Wherever a line below holds the word "работе", copy that line.

= = = = = = =

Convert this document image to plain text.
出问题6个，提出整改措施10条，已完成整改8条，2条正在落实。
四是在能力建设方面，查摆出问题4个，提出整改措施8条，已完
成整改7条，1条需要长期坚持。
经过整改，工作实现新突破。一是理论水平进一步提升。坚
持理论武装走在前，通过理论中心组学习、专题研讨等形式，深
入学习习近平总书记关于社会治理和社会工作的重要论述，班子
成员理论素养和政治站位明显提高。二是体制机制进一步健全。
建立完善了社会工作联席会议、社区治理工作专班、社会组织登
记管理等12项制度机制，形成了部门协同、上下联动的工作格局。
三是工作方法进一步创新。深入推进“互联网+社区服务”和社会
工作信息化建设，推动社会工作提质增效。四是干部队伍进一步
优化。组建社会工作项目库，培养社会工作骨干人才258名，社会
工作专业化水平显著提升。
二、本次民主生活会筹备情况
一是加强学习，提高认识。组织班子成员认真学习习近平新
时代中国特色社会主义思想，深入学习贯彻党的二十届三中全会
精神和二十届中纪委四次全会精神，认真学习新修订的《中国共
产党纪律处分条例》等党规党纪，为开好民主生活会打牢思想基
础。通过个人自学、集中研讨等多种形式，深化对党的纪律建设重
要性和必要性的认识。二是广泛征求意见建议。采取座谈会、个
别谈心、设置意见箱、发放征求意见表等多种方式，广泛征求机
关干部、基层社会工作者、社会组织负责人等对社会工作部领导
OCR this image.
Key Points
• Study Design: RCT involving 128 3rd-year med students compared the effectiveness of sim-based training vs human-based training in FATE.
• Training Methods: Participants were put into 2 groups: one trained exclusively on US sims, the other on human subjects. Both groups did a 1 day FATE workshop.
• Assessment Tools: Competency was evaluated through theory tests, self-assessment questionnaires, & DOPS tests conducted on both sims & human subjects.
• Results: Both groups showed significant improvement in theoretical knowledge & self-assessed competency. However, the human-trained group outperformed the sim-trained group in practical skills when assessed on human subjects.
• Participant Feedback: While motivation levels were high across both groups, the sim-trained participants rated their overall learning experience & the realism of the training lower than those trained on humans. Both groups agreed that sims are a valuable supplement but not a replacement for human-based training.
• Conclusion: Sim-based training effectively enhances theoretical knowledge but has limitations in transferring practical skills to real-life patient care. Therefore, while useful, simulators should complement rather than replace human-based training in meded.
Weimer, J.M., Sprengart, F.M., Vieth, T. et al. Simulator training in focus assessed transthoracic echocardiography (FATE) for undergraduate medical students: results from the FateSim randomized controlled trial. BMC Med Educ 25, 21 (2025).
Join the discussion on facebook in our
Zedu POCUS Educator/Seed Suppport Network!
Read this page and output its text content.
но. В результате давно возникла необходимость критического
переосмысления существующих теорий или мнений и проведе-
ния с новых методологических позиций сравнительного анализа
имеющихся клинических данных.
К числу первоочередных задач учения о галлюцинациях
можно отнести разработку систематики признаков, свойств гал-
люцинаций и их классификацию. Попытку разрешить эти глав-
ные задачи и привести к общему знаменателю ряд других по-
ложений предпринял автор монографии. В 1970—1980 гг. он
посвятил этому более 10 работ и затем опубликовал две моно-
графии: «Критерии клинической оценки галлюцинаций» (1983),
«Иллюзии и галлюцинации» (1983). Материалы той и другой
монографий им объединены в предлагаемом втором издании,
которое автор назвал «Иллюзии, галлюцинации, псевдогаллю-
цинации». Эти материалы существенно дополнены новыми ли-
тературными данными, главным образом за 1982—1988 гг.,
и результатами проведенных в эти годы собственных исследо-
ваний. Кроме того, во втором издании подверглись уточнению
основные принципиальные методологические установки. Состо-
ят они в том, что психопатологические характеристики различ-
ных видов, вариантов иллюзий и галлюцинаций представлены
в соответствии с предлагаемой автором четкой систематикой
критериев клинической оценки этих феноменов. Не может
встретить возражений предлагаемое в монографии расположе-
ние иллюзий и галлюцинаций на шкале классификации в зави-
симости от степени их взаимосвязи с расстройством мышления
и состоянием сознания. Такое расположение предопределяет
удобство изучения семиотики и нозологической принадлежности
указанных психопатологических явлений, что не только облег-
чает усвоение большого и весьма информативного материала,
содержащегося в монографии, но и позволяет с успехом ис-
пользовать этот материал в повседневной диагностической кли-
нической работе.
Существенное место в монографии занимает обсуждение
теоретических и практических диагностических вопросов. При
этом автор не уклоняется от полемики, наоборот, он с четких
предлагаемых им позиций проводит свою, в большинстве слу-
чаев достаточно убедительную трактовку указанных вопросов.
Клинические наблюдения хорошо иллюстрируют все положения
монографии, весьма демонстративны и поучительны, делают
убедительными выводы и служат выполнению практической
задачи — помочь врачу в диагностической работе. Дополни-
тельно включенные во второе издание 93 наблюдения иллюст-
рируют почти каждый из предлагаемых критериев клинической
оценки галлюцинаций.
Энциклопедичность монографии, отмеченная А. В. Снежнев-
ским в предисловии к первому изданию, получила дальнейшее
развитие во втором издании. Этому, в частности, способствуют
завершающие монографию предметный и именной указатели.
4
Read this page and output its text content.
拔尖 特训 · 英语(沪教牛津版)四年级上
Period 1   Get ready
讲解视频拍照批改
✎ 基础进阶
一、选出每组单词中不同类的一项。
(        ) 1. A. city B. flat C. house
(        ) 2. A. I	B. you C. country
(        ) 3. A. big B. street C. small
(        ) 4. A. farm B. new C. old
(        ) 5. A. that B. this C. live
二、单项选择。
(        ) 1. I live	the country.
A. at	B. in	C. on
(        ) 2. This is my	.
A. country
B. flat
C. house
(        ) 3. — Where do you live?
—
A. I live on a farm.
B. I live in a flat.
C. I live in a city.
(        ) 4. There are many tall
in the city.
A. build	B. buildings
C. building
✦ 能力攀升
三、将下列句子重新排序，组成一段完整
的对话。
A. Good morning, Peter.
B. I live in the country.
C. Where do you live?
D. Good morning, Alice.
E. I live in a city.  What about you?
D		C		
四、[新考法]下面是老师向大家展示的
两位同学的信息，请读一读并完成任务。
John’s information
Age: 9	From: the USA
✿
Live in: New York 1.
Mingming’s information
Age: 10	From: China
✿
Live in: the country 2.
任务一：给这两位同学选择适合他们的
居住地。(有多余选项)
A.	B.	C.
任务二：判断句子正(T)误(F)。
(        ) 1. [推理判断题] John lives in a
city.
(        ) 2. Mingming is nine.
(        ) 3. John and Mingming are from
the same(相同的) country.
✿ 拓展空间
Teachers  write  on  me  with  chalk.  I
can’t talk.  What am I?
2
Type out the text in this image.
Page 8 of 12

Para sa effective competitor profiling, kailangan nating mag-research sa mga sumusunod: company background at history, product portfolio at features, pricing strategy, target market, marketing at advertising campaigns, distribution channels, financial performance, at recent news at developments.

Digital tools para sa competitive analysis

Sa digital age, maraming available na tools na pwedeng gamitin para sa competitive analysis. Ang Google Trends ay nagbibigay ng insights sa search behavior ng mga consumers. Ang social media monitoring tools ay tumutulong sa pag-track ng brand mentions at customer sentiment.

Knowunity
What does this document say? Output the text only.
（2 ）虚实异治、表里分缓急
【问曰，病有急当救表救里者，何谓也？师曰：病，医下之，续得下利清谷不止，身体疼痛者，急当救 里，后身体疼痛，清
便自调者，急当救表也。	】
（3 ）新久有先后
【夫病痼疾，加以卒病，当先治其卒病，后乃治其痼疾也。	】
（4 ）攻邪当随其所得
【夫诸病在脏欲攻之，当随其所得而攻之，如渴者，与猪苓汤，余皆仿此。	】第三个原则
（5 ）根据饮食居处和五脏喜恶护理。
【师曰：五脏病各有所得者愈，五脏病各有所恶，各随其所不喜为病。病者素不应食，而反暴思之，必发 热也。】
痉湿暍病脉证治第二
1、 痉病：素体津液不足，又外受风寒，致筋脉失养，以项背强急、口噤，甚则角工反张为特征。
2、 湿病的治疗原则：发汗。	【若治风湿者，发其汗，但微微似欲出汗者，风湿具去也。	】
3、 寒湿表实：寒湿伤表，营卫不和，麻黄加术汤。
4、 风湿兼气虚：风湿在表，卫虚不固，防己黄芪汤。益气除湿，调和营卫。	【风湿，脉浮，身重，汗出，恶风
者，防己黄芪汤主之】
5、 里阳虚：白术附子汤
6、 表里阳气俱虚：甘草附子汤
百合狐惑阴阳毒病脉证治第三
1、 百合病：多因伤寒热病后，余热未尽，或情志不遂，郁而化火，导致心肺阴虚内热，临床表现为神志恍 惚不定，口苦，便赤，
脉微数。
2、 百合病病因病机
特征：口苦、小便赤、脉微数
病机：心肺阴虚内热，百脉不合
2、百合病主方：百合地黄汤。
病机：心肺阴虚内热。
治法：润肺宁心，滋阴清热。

= = = = = = =

Written response:
нической работе.
задачи — помочь врачу в диагностической работе. Дополни-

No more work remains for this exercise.